### Required work
Filter the entries below, keeping only lines with the word "месо".

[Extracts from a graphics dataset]
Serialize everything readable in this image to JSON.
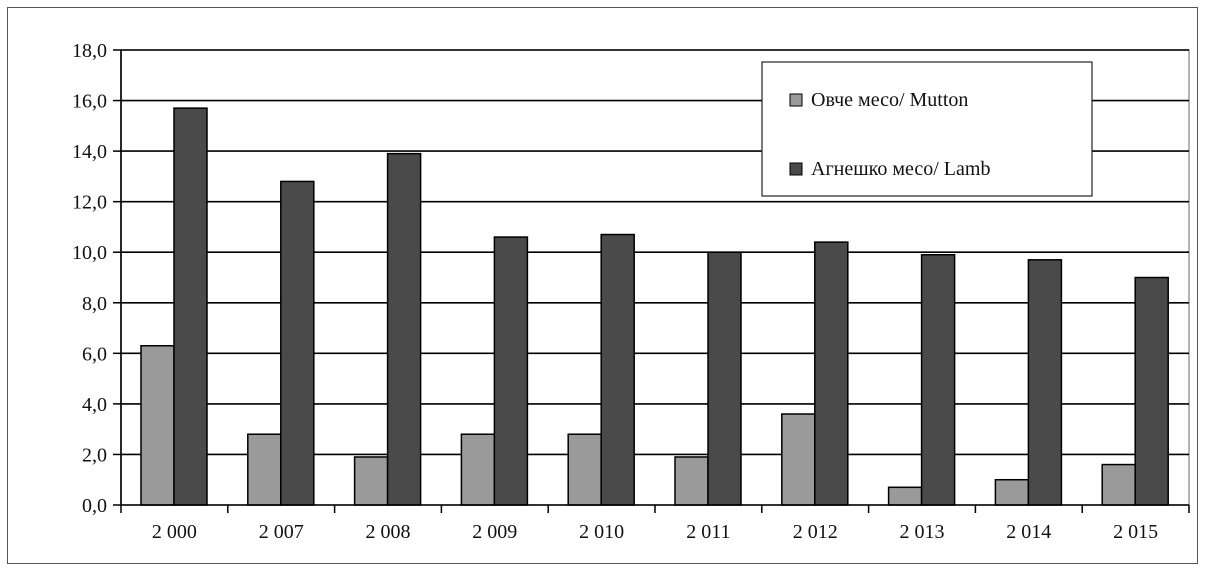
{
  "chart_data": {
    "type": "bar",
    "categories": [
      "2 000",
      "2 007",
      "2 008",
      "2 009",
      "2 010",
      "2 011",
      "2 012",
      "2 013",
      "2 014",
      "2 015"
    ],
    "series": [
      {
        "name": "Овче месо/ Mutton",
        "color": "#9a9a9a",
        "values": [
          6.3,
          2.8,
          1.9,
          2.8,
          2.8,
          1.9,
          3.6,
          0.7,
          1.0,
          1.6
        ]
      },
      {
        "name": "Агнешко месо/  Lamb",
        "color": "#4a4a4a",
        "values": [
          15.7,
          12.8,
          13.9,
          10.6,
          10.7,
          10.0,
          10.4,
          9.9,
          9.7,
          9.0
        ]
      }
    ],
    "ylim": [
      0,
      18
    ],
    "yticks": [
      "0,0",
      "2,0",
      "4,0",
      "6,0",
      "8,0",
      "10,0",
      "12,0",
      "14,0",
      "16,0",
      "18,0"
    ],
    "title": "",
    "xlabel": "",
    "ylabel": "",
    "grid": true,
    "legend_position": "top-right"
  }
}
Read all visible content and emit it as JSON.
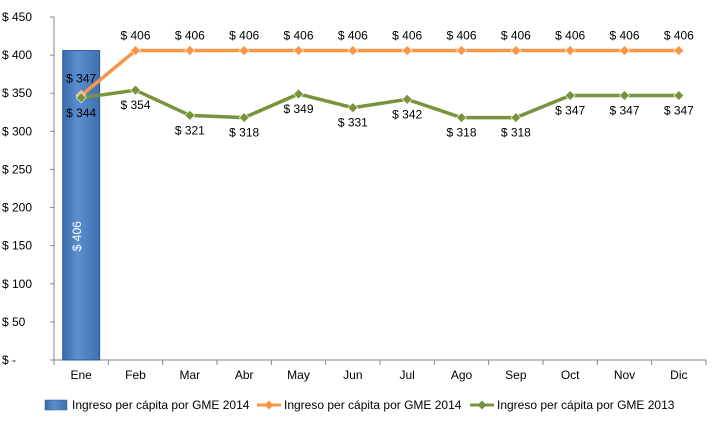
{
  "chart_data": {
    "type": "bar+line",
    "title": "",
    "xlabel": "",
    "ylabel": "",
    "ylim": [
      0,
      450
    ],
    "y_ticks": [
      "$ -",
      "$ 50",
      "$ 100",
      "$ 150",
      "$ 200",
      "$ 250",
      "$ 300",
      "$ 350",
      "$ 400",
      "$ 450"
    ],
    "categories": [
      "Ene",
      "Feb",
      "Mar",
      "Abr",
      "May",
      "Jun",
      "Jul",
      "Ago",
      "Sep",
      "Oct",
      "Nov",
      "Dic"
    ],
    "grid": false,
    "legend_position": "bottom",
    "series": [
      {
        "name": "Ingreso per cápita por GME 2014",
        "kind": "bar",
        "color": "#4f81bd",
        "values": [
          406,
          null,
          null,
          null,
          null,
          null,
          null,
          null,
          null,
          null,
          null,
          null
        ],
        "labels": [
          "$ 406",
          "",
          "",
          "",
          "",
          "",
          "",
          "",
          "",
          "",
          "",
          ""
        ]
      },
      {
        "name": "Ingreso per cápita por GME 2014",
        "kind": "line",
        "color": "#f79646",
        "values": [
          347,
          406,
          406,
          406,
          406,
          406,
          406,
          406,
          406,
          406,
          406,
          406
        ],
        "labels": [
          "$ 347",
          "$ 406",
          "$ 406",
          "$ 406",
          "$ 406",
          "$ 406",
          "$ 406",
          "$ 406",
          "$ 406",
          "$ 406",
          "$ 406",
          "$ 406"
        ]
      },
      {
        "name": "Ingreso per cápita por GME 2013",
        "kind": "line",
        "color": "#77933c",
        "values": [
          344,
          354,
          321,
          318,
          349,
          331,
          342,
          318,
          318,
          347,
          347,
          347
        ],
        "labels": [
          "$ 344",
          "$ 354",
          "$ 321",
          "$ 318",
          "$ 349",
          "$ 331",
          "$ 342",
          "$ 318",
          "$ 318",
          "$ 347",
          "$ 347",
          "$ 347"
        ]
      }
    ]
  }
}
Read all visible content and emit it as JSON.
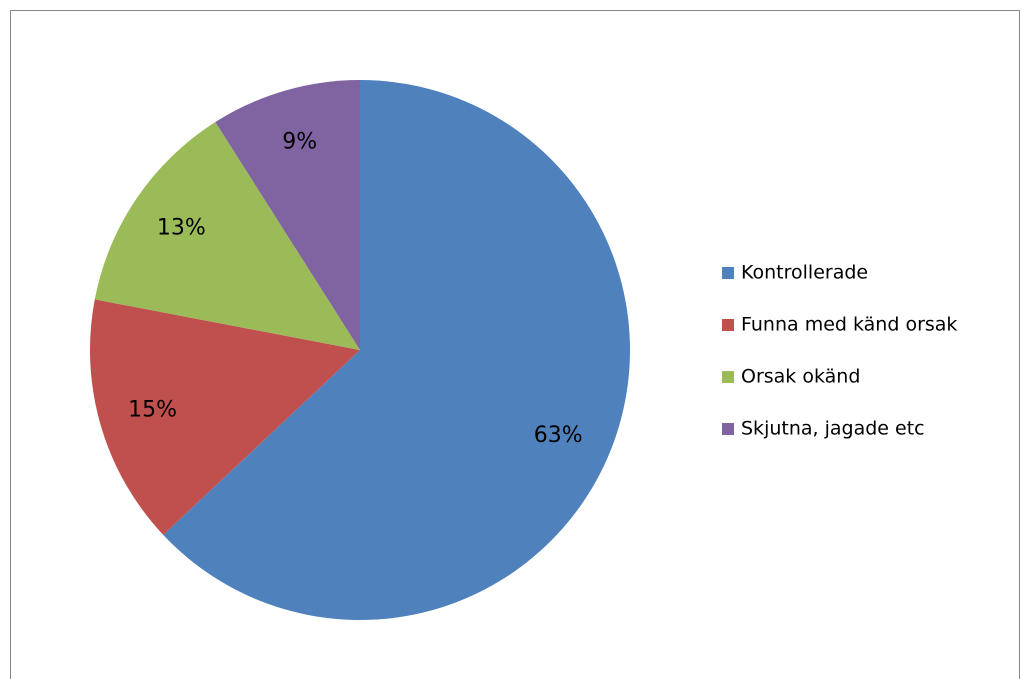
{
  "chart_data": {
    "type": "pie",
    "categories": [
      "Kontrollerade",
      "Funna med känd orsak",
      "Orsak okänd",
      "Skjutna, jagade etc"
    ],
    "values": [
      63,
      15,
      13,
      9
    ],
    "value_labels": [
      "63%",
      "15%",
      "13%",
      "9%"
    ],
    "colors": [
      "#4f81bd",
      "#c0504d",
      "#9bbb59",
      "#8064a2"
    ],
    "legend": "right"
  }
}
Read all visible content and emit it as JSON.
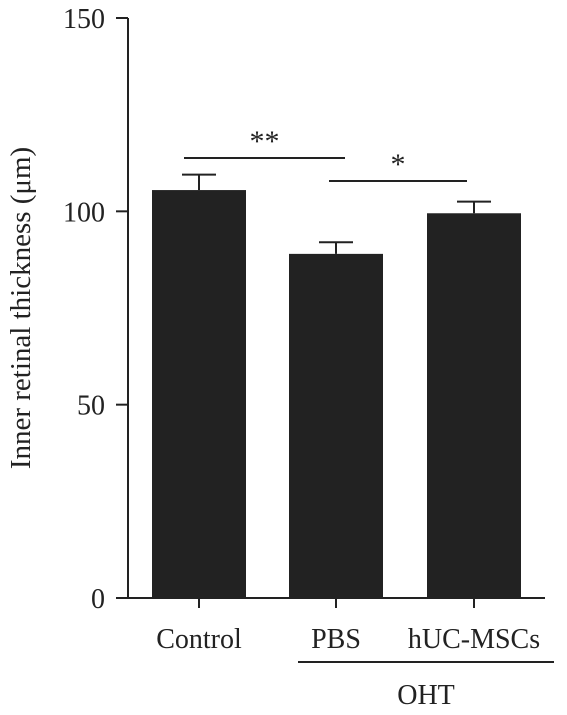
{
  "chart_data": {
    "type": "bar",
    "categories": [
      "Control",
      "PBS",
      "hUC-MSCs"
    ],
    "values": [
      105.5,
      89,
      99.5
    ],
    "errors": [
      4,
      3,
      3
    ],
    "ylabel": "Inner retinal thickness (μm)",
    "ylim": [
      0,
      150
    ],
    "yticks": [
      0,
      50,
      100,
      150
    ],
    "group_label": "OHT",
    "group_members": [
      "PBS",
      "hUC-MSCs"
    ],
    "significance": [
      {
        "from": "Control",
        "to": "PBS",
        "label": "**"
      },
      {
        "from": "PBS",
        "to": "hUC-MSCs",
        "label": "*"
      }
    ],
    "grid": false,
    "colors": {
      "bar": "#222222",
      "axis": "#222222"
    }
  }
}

* * *

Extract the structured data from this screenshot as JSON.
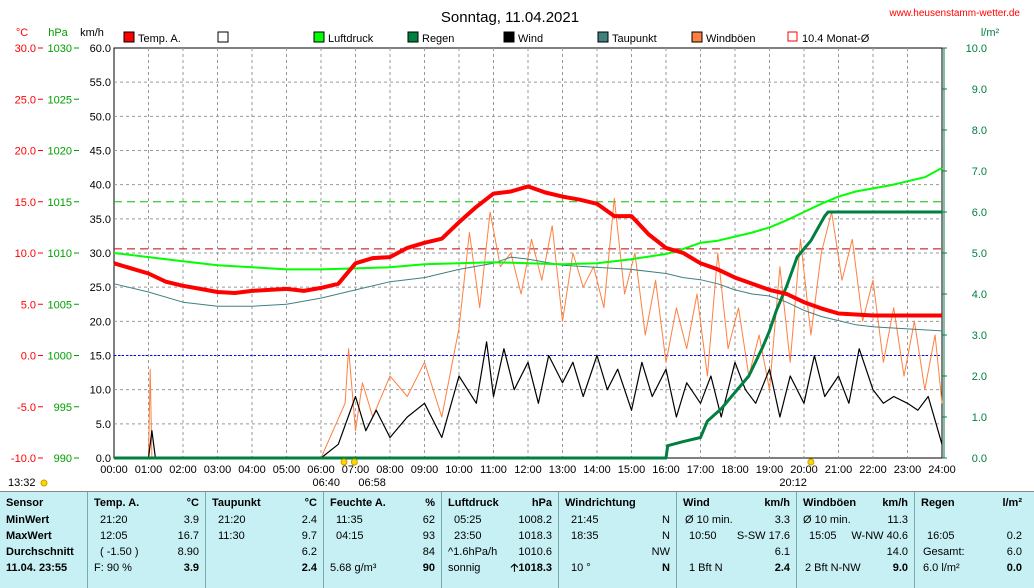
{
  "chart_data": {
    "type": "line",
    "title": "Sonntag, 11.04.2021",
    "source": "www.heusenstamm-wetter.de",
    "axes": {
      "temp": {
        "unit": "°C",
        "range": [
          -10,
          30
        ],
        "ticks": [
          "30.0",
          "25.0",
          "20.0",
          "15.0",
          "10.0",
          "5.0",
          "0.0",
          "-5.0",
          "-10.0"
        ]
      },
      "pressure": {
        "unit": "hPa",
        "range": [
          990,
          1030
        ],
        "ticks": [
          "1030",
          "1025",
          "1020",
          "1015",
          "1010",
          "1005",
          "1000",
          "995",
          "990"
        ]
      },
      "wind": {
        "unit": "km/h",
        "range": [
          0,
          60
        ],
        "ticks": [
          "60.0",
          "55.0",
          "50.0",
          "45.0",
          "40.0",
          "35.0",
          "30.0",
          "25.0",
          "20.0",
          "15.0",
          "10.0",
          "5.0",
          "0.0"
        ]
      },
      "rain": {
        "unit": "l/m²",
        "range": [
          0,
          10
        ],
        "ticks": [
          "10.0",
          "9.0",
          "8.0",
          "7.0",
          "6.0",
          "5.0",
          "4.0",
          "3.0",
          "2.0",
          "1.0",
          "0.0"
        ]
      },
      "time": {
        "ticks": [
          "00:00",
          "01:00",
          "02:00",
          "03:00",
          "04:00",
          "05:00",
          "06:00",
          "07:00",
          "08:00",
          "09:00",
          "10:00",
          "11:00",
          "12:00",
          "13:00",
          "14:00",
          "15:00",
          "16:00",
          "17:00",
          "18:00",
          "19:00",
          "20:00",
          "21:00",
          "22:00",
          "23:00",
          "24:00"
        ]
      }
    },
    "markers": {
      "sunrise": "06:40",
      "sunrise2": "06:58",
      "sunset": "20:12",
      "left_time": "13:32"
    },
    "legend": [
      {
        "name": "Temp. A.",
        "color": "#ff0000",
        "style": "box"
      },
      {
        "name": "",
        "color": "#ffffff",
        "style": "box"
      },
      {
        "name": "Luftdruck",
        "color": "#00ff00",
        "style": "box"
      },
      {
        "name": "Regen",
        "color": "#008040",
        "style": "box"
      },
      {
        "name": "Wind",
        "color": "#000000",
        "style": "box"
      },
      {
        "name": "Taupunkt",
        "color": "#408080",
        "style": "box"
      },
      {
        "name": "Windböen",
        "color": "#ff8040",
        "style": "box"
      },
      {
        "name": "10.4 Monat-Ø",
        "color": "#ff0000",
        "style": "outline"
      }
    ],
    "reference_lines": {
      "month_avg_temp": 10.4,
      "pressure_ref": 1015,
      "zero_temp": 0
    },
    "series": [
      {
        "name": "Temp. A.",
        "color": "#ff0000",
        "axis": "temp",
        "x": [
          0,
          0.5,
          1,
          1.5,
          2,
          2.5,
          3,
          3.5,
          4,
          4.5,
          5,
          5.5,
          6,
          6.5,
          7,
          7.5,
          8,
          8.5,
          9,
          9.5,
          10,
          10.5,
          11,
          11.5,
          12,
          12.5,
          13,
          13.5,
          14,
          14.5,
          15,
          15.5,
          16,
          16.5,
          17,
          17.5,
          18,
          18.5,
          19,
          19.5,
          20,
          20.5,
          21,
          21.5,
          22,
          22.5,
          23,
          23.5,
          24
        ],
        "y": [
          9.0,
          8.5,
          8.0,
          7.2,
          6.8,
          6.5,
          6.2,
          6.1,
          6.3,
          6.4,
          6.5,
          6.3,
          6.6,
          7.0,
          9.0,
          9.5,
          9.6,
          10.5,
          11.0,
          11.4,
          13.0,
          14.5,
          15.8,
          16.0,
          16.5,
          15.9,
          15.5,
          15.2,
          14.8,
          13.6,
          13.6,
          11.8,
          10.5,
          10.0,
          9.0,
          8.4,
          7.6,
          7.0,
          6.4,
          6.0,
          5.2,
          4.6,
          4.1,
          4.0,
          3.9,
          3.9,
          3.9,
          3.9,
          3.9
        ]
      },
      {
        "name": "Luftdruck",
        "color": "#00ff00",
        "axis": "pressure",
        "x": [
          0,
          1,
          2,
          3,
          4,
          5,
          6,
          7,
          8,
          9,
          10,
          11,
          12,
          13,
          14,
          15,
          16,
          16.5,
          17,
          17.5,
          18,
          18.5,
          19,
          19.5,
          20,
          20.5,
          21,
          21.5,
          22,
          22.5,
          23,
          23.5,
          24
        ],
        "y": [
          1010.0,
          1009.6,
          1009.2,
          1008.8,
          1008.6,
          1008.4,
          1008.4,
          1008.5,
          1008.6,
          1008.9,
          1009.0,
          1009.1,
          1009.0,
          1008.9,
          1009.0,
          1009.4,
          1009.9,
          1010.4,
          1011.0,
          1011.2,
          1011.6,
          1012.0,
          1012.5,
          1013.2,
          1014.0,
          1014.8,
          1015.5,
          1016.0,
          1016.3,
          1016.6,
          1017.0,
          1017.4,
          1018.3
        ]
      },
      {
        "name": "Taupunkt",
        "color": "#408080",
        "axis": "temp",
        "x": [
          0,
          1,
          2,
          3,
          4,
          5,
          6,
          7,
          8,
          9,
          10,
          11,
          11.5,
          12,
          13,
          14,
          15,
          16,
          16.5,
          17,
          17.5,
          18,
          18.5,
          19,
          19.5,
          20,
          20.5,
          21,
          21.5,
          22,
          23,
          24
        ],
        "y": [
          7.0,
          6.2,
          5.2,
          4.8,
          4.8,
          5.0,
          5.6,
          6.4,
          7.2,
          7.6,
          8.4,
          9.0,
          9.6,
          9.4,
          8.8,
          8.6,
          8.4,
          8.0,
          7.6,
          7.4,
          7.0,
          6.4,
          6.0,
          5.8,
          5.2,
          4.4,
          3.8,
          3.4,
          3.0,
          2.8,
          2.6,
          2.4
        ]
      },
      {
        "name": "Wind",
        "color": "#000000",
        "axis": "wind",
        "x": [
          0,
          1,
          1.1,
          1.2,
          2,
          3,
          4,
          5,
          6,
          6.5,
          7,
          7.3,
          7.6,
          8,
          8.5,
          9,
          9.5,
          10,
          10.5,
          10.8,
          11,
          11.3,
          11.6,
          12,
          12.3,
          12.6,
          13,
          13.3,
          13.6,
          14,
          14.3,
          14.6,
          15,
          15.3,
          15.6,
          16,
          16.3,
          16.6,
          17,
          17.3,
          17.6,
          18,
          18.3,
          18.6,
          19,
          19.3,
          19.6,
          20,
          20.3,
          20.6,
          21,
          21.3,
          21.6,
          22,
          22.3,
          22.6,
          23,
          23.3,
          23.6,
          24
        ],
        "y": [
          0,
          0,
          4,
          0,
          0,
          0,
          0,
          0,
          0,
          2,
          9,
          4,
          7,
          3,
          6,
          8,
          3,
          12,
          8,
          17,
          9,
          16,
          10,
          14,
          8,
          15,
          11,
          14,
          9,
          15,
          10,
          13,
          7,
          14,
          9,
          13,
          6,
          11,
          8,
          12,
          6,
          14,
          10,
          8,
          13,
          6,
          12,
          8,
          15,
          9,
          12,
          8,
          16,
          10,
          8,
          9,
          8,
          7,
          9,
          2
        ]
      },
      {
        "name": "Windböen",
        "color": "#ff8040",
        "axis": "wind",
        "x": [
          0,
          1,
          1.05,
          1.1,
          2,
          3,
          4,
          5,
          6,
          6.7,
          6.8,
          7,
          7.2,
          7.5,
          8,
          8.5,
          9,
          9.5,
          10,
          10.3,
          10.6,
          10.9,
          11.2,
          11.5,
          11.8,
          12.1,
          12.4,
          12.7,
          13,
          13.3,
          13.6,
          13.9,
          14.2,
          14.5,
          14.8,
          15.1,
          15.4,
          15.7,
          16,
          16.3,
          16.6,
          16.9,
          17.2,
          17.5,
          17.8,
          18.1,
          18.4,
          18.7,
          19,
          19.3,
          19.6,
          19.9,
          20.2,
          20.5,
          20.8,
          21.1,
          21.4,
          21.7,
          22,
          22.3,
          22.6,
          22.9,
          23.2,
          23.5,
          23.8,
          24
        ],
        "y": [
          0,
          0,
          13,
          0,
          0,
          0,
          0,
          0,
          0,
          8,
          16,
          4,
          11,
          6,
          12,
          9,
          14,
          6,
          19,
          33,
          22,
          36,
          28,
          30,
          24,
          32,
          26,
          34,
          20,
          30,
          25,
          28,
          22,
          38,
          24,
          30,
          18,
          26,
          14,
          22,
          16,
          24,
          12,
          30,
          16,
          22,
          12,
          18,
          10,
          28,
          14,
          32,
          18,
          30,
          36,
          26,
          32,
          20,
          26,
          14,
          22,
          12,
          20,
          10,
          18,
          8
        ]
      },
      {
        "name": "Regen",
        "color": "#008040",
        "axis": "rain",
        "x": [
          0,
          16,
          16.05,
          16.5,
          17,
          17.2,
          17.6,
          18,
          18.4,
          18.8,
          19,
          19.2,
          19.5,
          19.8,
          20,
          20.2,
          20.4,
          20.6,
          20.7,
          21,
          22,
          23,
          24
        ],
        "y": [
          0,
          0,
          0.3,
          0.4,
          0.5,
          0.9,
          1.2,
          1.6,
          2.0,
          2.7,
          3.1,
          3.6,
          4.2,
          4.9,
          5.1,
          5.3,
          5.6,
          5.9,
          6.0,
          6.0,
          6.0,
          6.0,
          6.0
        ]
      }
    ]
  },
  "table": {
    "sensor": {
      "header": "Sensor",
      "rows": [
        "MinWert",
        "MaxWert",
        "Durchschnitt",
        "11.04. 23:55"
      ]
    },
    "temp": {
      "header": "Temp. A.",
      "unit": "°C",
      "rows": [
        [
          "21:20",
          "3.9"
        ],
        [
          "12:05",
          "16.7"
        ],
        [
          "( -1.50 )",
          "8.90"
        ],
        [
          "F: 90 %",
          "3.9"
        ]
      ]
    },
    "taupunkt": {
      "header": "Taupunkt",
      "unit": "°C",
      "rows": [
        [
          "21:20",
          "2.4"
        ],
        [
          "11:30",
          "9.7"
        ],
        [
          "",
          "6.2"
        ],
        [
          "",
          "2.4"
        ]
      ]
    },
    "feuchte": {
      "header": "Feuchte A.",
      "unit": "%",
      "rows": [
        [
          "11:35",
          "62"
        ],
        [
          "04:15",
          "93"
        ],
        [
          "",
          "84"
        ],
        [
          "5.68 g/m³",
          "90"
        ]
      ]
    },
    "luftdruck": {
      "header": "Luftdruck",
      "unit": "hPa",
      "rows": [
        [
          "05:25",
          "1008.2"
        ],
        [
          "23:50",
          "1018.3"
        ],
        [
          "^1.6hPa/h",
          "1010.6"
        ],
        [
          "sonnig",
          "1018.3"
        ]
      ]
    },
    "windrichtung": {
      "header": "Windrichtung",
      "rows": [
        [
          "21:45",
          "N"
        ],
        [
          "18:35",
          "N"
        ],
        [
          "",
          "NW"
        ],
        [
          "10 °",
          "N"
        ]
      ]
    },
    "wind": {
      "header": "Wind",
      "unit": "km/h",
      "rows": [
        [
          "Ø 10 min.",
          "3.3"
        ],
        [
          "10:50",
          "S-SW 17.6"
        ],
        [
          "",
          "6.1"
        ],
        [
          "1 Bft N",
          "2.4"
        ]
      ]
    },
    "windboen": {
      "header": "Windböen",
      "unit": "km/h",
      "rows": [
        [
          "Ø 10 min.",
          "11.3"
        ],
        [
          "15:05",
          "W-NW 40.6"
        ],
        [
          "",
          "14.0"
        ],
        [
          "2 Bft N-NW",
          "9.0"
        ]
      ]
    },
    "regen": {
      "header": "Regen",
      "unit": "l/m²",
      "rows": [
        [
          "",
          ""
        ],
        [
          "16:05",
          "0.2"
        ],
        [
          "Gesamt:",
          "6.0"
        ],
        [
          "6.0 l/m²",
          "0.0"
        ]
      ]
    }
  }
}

==

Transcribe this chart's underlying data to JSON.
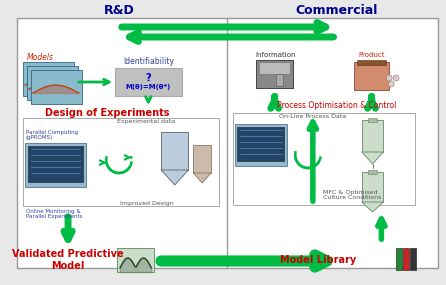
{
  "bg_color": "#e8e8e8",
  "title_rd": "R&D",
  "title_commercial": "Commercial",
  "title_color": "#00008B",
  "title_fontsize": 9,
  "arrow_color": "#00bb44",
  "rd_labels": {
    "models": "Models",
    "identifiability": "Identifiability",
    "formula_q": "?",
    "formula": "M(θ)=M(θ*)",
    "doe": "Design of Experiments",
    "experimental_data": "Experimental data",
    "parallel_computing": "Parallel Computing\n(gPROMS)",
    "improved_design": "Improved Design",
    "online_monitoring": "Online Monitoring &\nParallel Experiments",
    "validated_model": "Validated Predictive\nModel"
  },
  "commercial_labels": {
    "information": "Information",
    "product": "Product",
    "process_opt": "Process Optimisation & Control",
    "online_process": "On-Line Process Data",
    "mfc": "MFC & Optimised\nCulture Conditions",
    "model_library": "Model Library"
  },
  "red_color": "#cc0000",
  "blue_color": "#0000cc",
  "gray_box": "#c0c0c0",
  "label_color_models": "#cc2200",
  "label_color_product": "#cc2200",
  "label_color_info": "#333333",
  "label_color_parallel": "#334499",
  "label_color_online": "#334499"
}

### Solution to this task
        "name": "Овче месо/ Mutton",
        "name": "Агнешко месо/  Lamb",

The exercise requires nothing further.